# Task brief:
From the records, pick out and copy each line containing "phénomènes".

# Records contained in a dataset:
______
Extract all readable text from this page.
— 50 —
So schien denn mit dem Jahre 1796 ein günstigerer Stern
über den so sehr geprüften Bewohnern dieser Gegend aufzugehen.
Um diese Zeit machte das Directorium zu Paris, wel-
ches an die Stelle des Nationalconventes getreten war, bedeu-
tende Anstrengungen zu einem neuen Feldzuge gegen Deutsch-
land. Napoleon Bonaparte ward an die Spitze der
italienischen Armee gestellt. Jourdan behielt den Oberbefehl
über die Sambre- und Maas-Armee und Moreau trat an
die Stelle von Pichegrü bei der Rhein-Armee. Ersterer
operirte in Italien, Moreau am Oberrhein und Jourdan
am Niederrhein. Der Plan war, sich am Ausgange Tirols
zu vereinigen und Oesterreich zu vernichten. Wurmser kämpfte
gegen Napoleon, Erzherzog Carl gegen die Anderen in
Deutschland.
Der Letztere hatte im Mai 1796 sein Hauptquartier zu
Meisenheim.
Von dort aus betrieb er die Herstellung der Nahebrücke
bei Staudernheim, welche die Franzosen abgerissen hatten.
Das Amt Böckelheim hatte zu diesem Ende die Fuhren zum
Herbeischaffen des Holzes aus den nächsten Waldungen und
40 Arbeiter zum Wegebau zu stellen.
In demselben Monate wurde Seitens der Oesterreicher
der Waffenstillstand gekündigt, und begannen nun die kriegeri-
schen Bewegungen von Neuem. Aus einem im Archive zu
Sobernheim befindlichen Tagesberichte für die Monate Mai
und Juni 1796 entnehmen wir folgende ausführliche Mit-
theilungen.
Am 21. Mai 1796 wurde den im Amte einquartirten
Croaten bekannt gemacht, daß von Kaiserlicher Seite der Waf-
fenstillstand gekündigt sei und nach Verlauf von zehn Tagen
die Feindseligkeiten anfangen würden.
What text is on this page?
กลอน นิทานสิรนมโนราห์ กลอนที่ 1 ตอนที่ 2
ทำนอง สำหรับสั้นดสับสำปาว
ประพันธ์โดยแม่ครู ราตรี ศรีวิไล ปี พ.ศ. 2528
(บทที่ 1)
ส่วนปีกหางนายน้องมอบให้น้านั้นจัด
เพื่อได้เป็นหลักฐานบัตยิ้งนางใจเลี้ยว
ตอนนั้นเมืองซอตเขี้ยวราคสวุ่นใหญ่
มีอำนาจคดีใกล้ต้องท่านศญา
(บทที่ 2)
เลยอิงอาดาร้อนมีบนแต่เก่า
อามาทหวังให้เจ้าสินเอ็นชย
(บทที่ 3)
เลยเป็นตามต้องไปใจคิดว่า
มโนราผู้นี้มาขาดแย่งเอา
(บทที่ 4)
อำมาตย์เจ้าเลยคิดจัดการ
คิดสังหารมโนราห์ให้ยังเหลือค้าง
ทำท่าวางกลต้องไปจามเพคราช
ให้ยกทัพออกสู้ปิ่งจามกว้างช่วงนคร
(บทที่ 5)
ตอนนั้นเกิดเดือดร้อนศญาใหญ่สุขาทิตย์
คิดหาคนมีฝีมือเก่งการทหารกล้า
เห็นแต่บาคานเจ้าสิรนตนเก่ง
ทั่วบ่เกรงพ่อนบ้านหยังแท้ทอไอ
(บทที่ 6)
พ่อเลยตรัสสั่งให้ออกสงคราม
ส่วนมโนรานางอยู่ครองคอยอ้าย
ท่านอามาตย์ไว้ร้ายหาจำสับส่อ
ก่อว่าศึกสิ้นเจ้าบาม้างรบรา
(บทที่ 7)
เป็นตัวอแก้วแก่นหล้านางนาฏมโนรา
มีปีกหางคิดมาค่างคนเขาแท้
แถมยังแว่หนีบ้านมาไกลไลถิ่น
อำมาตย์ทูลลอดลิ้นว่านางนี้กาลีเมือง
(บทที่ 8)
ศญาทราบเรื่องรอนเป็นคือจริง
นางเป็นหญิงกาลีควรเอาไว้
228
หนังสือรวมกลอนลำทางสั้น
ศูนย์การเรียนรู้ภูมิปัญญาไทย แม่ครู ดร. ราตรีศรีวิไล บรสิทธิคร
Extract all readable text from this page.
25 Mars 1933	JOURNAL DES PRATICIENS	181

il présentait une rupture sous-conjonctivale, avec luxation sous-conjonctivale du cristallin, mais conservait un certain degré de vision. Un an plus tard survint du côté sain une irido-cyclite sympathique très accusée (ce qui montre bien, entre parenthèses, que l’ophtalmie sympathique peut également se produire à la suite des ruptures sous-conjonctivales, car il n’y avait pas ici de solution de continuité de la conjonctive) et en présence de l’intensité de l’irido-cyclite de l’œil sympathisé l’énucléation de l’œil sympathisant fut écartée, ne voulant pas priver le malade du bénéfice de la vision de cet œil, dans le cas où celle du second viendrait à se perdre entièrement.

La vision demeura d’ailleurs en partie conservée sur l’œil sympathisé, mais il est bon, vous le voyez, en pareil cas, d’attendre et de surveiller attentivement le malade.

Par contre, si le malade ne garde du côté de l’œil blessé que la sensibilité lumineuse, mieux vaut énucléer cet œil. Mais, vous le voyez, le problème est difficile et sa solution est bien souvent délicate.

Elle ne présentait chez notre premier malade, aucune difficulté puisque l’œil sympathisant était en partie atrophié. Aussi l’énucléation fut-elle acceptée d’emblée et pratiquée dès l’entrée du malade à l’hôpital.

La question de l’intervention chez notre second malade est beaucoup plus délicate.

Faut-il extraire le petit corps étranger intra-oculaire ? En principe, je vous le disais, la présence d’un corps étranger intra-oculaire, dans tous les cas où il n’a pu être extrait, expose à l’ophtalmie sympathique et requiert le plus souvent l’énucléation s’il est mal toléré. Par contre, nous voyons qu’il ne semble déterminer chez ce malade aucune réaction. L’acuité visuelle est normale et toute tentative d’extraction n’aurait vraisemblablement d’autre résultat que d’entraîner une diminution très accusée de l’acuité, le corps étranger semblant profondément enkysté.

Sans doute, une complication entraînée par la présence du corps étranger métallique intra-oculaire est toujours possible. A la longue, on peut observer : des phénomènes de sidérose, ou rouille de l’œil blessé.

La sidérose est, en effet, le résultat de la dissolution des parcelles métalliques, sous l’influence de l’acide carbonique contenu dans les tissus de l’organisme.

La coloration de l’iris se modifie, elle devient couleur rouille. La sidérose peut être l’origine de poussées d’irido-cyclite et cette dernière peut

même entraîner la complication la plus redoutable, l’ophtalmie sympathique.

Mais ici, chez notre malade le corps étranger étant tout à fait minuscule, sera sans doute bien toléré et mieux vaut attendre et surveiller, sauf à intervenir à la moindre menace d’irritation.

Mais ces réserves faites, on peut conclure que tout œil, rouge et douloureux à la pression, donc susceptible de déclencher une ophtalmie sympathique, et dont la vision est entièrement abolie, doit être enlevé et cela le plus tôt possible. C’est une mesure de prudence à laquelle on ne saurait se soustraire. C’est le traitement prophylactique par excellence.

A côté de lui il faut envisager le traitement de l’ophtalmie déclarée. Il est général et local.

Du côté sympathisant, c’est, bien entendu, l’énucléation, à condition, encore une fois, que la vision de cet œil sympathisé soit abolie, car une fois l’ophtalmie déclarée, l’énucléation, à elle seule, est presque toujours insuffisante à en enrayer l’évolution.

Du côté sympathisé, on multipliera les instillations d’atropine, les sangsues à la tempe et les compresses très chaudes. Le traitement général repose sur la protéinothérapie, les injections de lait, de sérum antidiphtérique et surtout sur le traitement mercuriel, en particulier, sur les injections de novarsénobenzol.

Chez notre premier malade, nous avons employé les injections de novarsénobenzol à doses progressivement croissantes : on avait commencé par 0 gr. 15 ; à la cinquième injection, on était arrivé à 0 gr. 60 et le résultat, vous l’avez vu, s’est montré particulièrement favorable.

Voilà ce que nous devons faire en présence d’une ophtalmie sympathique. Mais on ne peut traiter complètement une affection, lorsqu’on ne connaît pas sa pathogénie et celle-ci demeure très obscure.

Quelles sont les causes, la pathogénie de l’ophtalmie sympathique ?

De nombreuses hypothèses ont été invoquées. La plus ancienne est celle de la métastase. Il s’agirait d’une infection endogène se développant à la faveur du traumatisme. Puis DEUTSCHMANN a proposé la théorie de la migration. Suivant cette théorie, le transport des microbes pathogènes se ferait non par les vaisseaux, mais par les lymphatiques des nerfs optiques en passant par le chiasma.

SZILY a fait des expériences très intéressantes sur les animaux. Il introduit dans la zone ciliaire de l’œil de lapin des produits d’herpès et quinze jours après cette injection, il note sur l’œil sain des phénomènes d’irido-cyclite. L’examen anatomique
______
# Result:
Sans doute, une complication entraînée par la présence du corps étranger métallique intra-oculaire est toujours possible. A la longue, on peut observer : des phénomènes de sidérose, ou rouille de l’œil blessé.
SZILY a fait des expériences très intéressantes sur les animaux. Il introduit dans la zone ciliaire de l’œil de lapin des produits d’herpès et quinze jours après cette injection, il note sur l’œil sain des phénomènes d’irido-cyclite. L’examen anatomique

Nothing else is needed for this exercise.